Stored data
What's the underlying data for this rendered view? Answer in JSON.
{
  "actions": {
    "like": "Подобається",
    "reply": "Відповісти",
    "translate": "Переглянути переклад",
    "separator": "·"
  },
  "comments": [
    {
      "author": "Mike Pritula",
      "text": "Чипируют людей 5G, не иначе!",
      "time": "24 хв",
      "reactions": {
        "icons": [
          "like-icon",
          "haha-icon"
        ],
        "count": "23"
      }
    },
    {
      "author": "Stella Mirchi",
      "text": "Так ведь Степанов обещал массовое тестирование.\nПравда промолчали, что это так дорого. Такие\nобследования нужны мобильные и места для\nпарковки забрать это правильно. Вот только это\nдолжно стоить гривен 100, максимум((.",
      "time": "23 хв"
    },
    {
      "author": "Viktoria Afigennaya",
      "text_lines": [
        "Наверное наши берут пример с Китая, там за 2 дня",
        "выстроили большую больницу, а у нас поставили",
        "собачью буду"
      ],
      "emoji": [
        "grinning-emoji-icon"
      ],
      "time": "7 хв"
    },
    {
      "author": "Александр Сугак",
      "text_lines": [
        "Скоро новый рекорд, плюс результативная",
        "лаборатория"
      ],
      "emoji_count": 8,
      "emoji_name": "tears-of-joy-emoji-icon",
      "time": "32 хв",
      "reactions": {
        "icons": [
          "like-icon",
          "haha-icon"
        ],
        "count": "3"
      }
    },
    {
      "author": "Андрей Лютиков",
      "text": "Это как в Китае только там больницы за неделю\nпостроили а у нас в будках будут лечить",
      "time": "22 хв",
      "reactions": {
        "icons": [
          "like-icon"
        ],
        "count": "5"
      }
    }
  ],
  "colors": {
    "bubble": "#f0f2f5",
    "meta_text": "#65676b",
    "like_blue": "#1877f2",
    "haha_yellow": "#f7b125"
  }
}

▸ PROBLEM STATEMENT:
Where a line of the records above holds the word "author", copy that line.

▸ RIGHT ANSWER:
      "author": "Mike Pritula",
      "author": "Stella Mirchi",
      "author": "Viktoria Afigennaya",
      "author": "Александр Сугак",
      "author": "Андрей Лютиков",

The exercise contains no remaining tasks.